[Element box annotations]
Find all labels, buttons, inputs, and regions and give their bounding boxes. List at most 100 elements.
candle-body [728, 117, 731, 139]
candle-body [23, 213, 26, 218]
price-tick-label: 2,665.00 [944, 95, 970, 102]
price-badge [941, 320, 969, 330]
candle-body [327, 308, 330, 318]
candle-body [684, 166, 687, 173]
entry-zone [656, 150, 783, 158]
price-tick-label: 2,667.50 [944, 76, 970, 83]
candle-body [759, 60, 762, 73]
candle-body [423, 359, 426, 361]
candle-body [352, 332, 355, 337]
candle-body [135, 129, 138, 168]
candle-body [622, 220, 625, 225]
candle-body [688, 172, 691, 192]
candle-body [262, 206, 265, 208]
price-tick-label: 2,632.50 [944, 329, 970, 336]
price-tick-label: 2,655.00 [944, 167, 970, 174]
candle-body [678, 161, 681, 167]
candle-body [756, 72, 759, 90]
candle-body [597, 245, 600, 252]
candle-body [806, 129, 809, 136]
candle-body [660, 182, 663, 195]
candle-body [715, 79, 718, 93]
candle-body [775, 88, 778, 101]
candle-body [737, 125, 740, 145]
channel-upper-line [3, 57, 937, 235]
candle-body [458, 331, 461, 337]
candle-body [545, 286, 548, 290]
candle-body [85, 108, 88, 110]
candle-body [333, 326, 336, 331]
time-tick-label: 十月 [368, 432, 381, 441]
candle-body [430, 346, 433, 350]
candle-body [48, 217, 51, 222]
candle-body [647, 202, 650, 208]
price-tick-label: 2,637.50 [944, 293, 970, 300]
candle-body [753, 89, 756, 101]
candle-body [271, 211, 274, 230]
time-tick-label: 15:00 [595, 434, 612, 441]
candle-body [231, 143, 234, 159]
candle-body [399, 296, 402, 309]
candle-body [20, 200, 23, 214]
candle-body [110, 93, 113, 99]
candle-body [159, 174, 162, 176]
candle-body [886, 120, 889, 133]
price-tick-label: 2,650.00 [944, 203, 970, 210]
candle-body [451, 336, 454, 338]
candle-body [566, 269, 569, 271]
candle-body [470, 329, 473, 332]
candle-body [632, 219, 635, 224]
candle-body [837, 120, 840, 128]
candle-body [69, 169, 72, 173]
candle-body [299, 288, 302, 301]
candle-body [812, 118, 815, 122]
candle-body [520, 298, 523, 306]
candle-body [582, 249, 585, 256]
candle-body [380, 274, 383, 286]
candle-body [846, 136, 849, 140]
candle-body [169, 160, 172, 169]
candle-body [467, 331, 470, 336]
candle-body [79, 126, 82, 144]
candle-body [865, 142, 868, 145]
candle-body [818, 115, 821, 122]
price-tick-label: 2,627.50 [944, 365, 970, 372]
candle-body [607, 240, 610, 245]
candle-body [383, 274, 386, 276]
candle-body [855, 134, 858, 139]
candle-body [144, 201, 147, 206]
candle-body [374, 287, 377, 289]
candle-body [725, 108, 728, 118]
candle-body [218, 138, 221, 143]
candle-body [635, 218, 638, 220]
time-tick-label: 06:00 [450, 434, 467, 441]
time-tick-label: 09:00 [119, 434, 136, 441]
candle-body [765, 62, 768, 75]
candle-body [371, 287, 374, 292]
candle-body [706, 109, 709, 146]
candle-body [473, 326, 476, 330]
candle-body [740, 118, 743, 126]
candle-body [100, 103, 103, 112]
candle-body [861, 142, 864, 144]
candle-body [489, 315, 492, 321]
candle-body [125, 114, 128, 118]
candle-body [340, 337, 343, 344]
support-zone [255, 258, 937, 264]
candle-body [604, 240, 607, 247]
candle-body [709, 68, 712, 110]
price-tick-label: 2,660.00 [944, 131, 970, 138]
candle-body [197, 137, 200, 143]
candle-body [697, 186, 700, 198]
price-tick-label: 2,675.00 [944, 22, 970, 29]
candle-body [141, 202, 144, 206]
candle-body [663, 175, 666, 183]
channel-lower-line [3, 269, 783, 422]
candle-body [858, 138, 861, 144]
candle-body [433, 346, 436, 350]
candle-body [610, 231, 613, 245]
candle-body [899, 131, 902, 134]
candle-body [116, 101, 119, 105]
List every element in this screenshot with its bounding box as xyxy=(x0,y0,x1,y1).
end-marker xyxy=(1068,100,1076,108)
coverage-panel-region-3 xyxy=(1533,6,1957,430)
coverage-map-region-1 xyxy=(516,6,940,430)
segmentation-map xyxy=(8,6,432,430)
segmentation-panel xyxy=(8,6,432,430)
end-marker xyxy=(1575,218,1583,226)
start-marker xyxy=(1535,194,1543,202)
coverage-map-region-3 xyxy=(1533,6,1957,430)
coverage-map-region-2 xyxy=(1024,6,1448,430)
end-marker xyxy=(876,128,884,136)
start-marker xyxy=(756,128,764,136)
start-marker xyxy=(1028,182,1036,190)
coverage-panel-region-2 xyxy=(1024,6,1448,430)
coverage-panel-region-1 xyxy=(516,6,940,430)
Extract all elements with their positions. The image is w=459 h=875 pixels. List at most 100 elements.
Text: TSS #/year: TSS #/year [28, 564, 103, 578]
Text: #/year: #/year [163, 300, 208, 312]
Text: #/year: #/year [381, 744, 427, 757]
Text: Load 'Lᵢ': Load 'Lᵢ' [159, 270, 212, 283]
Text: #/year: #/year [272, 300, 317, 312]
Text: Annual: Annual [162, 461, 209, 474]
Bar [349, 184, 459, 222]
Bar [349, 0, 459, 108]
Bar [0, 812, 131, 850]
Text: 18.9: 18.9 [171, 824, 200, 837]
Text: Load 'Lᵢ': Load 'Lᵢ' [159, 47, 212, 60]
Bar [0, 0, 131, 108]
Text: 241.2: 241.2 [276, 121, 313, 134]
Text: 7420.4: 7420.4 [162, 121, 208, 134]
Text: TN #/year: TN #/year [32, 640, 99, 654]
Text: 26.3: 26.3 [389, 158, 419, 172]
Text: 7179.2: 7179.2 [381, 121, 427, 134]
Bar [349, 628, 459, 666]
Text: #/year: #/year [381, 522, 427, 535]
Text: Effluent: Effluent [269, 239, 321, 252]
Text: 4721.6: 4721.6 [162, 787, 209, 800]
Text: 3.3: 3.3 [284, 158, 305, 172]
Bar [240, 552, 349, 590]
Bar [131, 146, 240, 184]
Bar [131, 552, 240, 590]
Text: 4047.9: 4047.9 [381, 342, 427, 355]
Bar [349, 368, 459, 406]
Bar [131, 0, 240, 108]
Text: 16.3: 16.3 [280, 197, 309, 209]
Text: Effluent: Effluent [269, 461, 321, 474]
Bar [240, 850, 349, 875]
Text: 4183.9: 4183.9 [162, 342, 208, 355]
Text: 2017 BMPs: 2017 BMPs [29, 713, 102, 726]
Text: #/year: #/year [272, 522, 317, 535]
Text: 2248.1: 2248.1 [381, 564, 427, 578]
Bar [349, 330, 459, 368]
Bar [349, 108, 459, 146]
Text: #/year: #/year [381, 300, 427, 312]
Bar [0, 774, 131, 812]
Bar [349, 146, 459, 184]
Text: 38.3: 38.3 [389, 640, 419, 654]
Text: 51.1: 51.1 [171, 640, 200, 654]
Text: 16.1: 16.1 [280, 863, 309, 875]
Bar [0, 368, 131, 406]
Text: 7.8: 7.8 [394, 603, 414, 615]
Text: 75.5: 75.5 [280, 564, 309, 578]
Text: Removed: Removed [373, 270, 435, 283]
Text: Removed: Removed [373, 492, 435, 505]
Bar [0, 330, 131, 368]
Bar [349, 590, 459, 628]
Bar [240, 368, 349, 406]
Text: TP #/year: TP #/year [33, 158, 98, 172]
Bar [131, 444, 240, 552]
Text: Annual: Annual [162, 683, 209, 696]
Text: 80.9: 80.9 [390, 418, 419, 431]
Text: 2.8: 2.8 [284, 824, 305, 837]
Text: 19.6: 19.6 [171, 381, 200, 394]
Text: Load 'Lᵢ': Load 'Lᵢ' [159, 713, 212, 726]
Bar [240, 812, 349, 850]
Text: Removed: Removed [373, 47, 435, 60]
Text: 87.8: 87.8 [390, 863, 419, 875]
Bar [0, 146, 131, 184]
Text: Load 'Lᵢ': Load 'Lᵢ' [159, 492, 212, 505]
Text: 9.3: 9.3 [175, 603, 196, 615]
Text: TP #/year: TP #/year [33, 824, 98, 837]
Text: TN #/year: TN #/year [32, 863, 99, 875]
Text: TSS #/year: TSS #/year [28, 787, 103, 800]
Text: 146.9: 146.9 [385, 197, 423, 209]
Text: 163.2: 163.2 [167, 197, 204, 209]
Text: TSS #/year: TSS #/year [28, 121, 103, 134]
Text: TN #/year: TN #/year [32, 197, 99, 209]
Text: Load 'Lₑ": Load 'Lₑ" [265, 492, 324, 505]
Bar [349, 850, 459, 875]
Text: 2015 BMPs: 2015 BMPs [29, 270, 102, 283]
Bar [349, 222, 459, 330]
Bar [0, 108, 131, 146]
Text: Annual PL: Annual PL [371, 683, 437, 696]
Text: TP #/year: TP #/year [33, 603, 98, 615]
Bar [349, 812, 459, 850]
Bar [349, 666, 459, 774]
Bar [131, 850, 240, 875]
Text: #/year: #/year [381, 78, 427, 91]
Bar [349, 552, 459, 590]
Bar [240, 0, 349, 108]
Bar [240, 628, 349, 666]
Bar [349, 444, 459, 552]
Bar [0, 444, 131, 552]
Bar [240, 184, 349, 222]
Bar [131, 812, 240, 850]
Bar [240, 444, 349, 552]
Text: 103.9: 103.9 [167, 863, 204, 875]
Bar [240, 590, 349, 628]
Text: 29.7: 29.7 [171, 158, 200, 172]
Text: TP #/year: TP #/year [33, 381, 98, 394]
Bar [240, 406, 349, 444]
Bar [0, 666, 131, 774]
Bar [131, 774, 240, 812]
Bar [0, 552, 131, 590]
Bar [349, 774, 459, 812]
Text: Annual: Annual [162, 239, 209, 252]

**Requirement**. How many lines in the rows above contain the string "Removed", with case counting? Reply with the number alone.

**Result**. 3